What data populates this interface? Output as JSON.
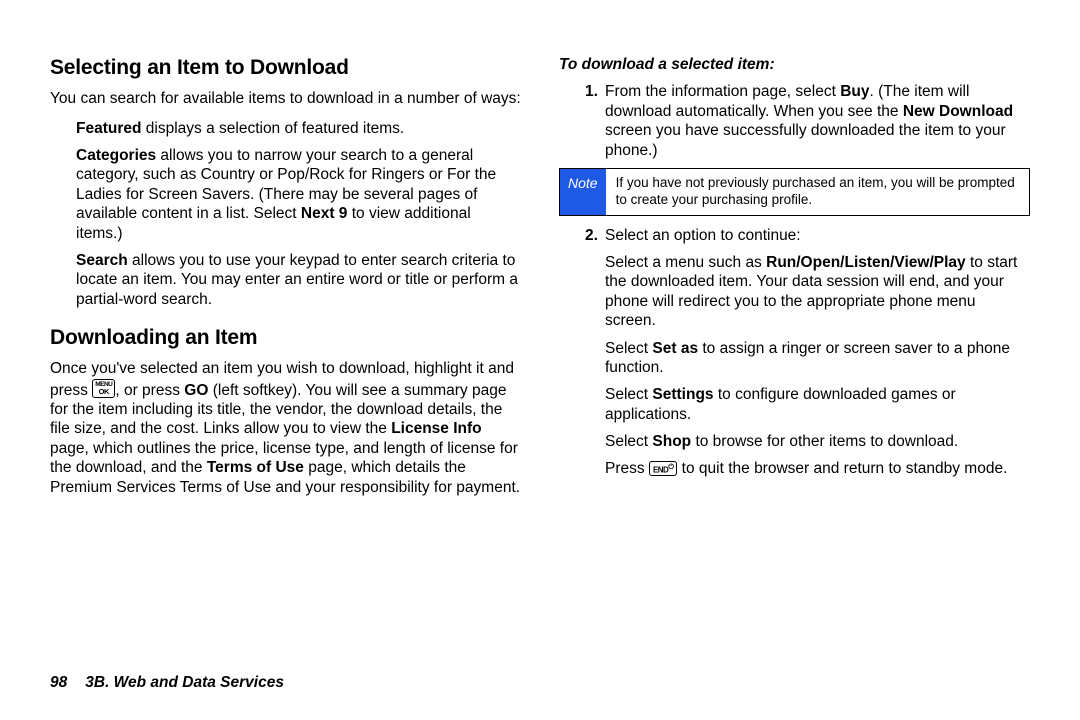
{
  "left": {
    "h_select": "Selecting an Item to Download",
    "p_intro": "You can search for available items to download in a number of ways:",
    "b_featured": "Featured",
    "p_featured_rest": " displays a selection of featured items.",
    "b_categories": "Categories",
    "p_categories_rest_a": " allows you to narrow your search to a general category, such as Country or Pop/Rock for Ringers or For the Ladies for Screen Savers. (There may be several pages of available content in a list. Select ",
    "b_next9": "Next 9",
    "p_categories_rest_b": " to view additional items.)",
    "b_search": "Search",
    "p_search_rest": " allows you to use your keypad to enter search criteria to locate an item. You may enter an entire word or title or perform a partial-word search.",
    "h_download": "Downloading an Item",
    "p_dl_a": "Once you've selected an item you wish to download, highlight it and press ",
    "p_dl_b": ", or press ",
    "b_go": "GO",
    "p_dl_c": " (left softkey). You will see a summary page for the item including its title, the vendor, the download details, the file size, and the cost. Links allow you to view the ",
    "b_license": "License Info",
    "p_dl_d": " page, which outlines the price, license type, and length of license for the download, and the ",
    "b_terms": "Terms of Use",
    "p_dl_e": " page, which details the Premium Services Terms of Use and your responsibility for payment."
  },
  "right": {
    "subhead": "To download a selected item:",
    "num1": "1.",
    "s1_a": "From the information page, select ",
    "b_buy": "Buy",
    "s1_b": ". (The item will download automatically. When you see the ",
    "b_newdl": "New Download",
    "s1_c": " screen you have successfully downloaded the item to your phone.)",
    "note_label": "Note",
    "note_text": "If you have not previously purchased an item, you will be prompted to create your purchasing profile.",
    "num2": "2.",
    "s2": "Select an option to continue:",
    "opt1_a": "Select a menu such as ",
    "b_run": "Run/Open/Listen/View/Play",
    "opt1_b": " to start the downloaded item. Your data session will end, and your phone will redirect you to the appropriate phone menu screen.",
    "opt2_a": "Select ",
    "b_setas": "Set as",
    "opt2_b": " to assign a ringer or screen saver to a phone function.",
    "opt3_a": "Select ",
    "b_settings": "Settings",
    "opt3_b": " to configure downloaded games or applications.",
    "opt4_a": "Select ",
    "b_shop": "Shop",
    "opt4_b": " to browse for other items to download.",
    "opt5_a": "Press ",
    "opt5_b": " to quit the browser and return to standby mode."
  },
  "keys": {
    "menu_top": "MENU",
    "menu_bot": "OK",
    "end": "END",
    "end_sym": "⏻"
  },
  "footer": {
    "page": "98",
    "section": "3B. Web and Data Services"
  }
}
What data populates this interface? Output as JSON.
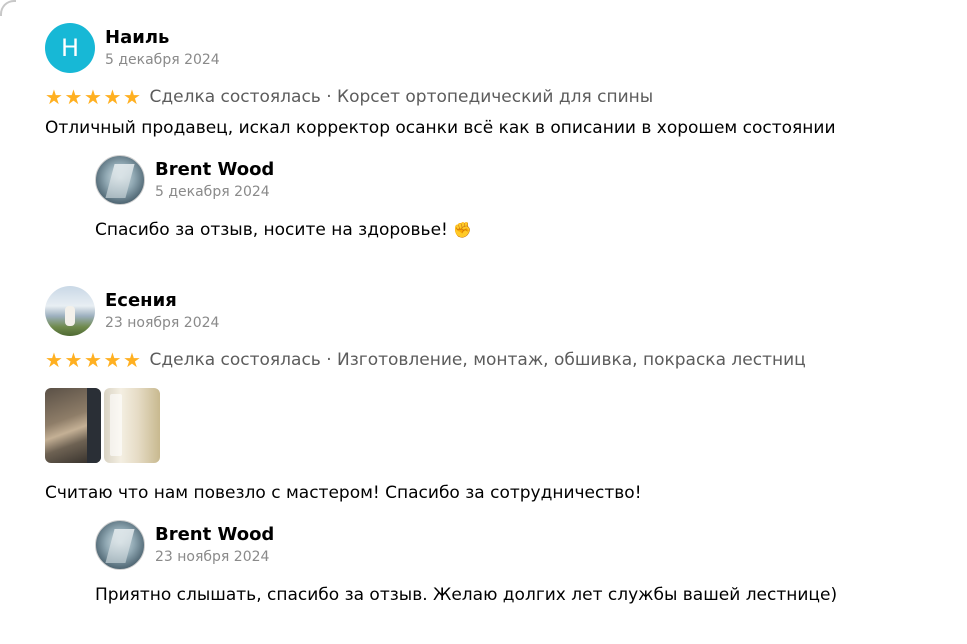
{
  "reviews": [
    {
      "avatar_letter": "Н",
      "author": "Наиль",
      "date": "5 декабря 2024",
      "stars": 5,
      "deal": "Сделка состоялась · Корсет ортопедический для спины",
      "text": "Отличный продавец, искал корректор осанки всё как в описании в хорошем состоянии",
      "reply": {
        "author": "Brent Wood",
        "date": "5 декабря 2024",
        "text": "Спасибо за отзыв, носите на здоровье!",
        "emoji": "✊"
      }
    },
    {
      "author": "Есения",
      "date": "23 ноября 2024",
      "stars": 5,
      "deal": "Сделка состоялась · Изготовление, монтаж, обшивка, покраска лестниц",
      "text": "Считаю что нам повезло с мастером! Спасибо за сотрудничество!",
      "reply": {
        "author": "Brent Wood",
        "date": "23 ноября 2024",
        "text": "Приятно слышать, спасибо за отзыв. Желаю долгих лет службы вашей лестнице)"
      }
    }
  ],
  "colors": {
    "star": "#ffb021",
    "avatar_letter_bg": "#17b8d6",
    "muted_text": "#8a8a8a"
  },
  "icons": {
    "star": "star-icon",
    "emoji": "raised-fist-icon"
  }
}
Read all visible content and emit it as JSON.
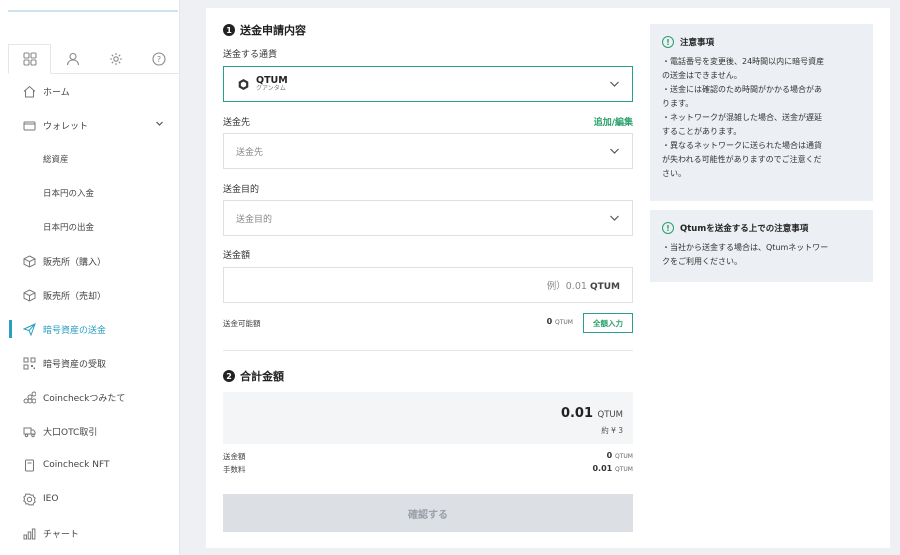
{
  "sidebar": {
    "tabs": [
      {
        "icon": "grid-icon"
      },
      {
        "icon": "user-icon"
      },
      {
        "icon": "gear-icon"
      },
      {
        "icon": "help-icon"
      }
    ],
    "items": [
      {
        "label": "ホーム"
      },
      {
        "label": "ウォレット"
      },
      {
        "label": "総資産"
      },
      {
        "label": "日本円の入金"
      },
      {
        "label": "日本円の出金"
      },
      {
        "label": "販売所（購入）"
      },
      {
        "label": "販売所（売却）"
      },
      {
        "label": "暗号資産の送金"
      },
      {
        "label": "暗号資産の受取"
      },
      {
        "label": "Coincheckつみたて"
      },
      {
        "label": "大口OTC取引"
      },
      {
        "label": "Coincheck NFT"
      },
      {
        "label": "IEO"
      },
      {
        "label": "チャート"
      }
    ]
  },
  "form": {
    "section1_num": "1",
    "section1_title": "送金申請内容",
    "currency_label": "送金する通貨",
    "currency_name": "QTUM",
    "currency_sub": "クアンタム",
    "dest_label": "送金先",
    "add_edit": "追加/編集",
    "dest_placeholder": "送金先",
    "purpose_label": "送金目的",
    "purpose_placeholder": "送金目的",
    "amount_label": "送金額",
    "amount_placeholder": "例）0.01",
    "amount_unit": "QTUM",
    "available_label": "送金可能額",
    "available_value": "0",
    "available_unit": "QTUM",
    "fill_all": "全額入力",
    "section2_num": "2",
    "section2_title": "合計金額",
    "total_value": "0.01",
    "total_unit": "QTUM",
    "total_yen": "約 ¥ 3",
    "send_amount_label": "送金額",
    "send_amount_value": "0",
    "send_amount_unit": "QTUM",
    "fee_label": "手数料",
    "fee_value": "0.01",
    "fee_unit": "QTUM",
    "confirm": "確認する"
  },
  "notes": [
    {
      "title": "注意事項",
      "lines": [
        "・電話番号を変更後、24時間以内に暗号資産",
        "の送金はできません。",
        "・送金には確認のため時間がかかる場合があ",
        "ります。",
        "・ネットワークが混雑した場合、送金が遅延",
        "することがあります。",
        "・異なるネットワークに送られた場合は通貨",
        "が失われる可能性がありますのでご注意くだ",
        "さい。"
      ]
    },
    {
      "title": "Qtumを送金する上での注意事項",
      "lines": [
        "・当社から送金する場合は、Qtumネットワー",
        "クをご利用ください。"
      ]
    }
  ],
  "colors": {
    "accent": "#2a9fc0",
    "green": "#2a9f6a"
  }
}
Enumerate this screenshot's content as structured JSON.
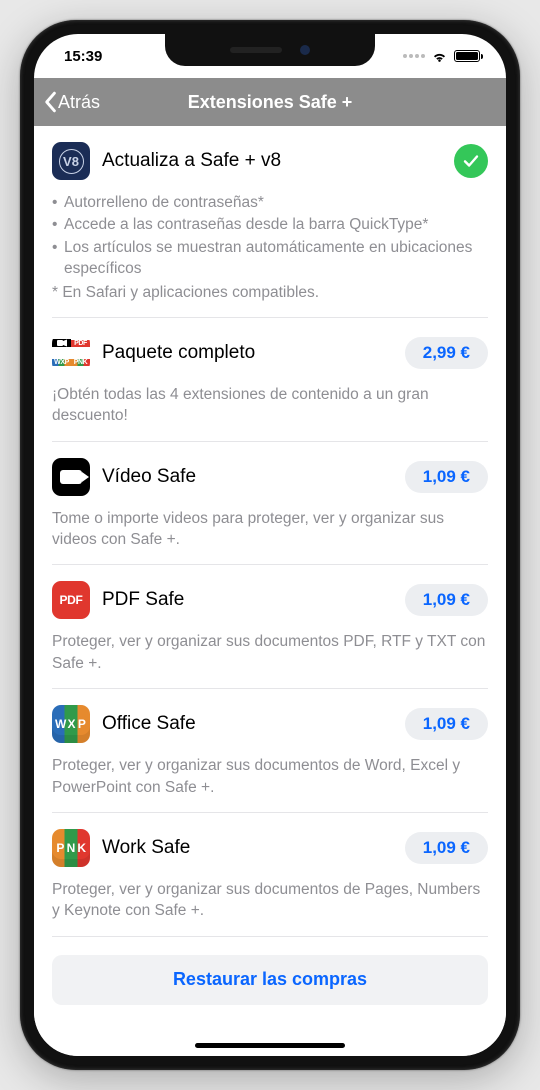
{
  "status": {
    "time": "15:39"
  },
  "nav": {
    "back": "Atrás",
    "title": "Extensiones Safe +"
  },
  "upgrade": {
    "title": "Actualiza a Safe + v8",
    "bullets": [
      "Autorrelleno de contraseñas*",
      "Accede a las contraseñas desde la barra QuickType*",
      "Los artículos se muestran automáticamente en ubicaciones específicos"
    ],
    "footnote": "* En Safari y aplicaciones compatibles."
  },
  "items": [
    {
      "title": "Paquete completo",
      "price": "2,99 €",
      "desc": "¡Obtén todas las 4 extensiones de contenido a un gran descuento!"
    },
    {
      "title": "Vídeo Safe",
      "price": "1,09 €",
      "desc": "Tome o importe videos para proteger, ver y organizar sus videos con Safe +."
    },
    {
      "title": "PDF Safe",
      "price": "1,09 €",
      "desc": "Proteger, ver y organizar sus documentos PDF, RTF y TXT con Safe +."
    },
    {
      "title": "Office Safe",
      "price": "1,09 €",
      "desc": "Proteger, ver y organizar sus documentos de Word, Excel y PowerPoint con Safe +."
    },
    {
      "title": "Work Safe",
      "price": "1,09 €",
      "desc": "Proteger, ver y organizar sus documentos de Pages, Numbers y Keynote con Safe +."
    }
  ],
  "restore": "Restaurar las compras"
}
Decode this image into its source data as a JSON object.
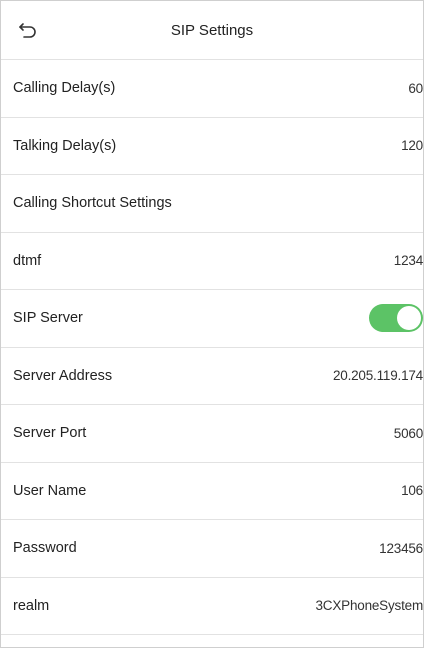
{
  "header": {
    "title": "SIP Settings"
  },
  "icons": {
    "back": "back-arrow-icon"
  },
  "rows": [
    {
      "label": "Calling Delay(s)",
      "value": "60"
    },
    {
      "label": "Talking Delay(s)",
      "value": "120"
    },
    {
      "label": "Calling Shortcut Settings",
      "value": ""
    },
    {
      "label": "dtmf",
      "value": "1234"
    },
    {
      "label": "SIP Server",
      "toggle": true
    },
    {
      "label": "Server Address",
      "value": "20.205.119.174"
    },
    {
      "label": "Server Port",
      "value": "5060"
    },
    {
      "label": "User Name",
      "value": "106"
    },
    {
      "label": "Password",
      "value": "123456"
    },
    {
      "label": "realm",
      "value": "3CXPhoneSystem"
    }
  ],
  "colors": {
    "toggle_on": "#5cc366"
  }
}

===

§ **What you will do**: Within the listing above, find every line containing the string "your" and return it.

§ **Exercise solution**:
    "p_categories_rest_a": " allows you to narrow your search to a general category, such as Country or Pop/Rock for Ringers or For the Ladies for Screen Savers. (There may be several pages of available content in a list. Select ",
    "p_search_rest": " allows you to use your keypad to enter search criteria to locate an item. You may enter an entire word or title or perform a partial-word search.",
    "p_dl_e": " page, which details the Premium Services Terms of Use and your responsibility for payment."
    "s1_c": " screen you have successfully downloaded the item to your phone.)",
    "note_text": "If you have not previously purchased an item, you will be prompted to create your purchasing profile.",
    "opt1_b": " to start the downloaded item. Your data session will end, and your phone will redirect you to the appropriate phone menu screen.",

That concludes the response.